What you are asked to do:
Filter for the word "JSON" and keep each matching line.

Records to use:
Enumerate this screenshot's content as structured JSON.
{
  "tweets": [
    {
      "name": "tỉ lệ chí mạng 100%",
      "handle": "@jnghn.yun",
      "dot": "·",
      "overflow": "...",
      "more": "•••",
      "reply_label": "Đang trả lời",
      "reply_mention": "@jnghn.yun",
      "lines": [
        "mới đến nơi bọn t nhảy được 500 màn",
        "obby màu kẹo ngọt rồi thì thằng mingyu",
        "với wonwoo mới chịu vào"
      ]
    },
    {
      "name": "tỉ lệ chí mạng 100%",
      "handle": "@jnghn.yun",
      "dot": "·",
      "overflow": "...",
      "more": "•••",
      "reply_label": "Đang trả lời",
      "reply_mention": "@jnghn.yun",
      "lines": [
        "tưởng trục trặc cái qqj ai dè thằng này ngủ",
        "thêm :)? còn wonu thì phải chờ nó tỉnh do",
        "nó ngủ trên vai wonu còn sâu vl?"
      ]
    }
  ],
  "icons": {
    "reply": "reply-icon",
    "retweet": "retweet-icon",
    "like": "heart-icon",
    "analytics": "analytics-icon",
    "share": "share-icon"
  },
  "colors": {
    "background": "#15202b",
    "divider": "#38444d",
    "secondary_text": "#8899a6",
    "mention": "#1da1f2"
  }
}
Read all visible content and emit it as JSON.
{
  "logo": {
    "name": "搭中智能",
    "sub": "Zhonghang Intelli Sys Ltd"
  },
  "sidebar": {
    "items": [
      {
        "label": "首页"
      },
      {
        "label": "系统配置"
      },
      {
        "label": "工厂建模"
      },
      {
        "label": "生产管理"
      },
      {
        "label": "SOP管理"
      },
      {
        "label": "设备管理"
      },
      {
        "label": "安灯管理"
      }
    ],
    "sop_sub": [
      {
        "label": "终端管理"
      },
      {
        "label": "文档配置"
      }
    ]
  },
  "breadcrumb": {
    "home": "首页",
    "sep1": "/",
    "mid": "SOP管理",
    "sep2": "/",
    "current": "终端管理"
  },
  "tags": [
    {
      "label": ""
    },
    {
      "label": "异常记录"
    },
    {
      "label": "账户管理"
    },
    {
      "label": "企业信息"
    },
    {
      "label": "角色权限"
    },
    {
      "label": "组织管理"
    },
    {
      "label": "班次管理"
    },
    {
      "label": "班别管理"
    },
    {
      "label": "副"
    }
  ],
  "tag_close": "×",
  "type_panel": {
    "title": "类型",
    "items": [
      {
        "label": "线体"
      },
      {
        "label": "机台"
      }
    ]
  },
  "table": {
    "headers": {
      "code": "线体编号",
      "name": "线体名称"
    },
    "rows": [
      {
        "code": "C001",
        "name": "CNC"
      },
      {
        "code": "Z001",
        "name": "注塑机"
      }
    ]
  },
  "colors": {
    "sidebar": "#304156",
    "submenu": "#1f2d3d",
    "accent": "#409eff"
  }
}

Solution to this task:
Enumerate this screenshot's content as structured JSON.
Read all visible content and emit it as JSON.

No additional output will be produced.